#### What you should do:
Faithfully return all lines, omitting every embedded picture.

#### Given information:
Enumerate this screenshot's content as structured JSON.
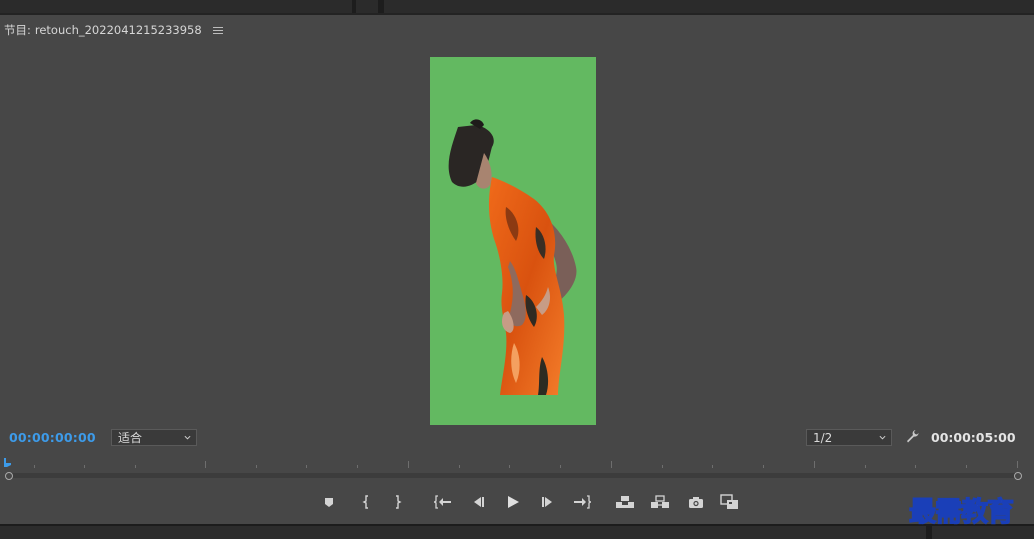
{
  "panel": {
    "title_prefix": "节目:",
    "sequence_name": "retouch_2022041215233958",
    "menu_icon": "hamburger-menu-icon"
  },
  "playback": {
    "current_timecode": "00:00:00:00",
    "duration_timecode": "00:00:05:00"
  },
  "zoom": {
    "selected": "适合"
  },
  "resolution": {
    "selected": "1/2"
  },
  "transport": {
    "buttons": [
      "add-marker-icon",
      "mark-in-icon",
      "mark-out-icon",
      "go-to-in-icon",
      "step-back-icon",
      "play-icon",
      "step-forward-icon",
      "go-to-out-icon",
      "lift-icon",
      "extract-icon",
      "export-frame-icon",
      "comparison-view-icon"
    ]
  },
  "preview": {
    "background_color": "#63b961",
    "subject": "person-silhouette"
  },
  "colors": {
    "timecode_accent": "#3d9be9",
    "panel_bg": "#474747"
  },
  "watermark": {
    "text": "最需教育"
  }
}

#### Response to this task:
Enumerate this screenshot's content as structured JSON.
{
  "panel": {
    "title_prefix": "节目:",
    "sequence_name": "retouch_2022041215233958",
    "menu_icon": "hamburger-menu-icon"
  },
  "playback": {
    "current_timecode": "00:00:00:00",
    "duration_timecode": "00:00:05:00"
  },
  "zoom": {
    "selected": "适合"
  },
  "resolution": {
    "selected": "1/2"
  },
  "transport": {
    "buttons": [
      "add-marker-icon",
      "mark-in-icon",
      "mark-out-icon",
      "go-to-in-icon",
      "step-back-icon",
      "play-icon",
      "step-forward-icon",
      "go-to-out-icon",
      "lift-icon",
      "extract-icon",
      "export-frame-icon",
      "comparison-view-icon"
    ]
  },
  "preview": {
    "background_color": "#63b961",
    "subject": "person-silhouette"
  },
  "colors": {
    "timecode_accent": "#3d9be9",
    "panel_bg": "#474747"
  },
  "watermark": {
    "text": "最需教育"
  }
}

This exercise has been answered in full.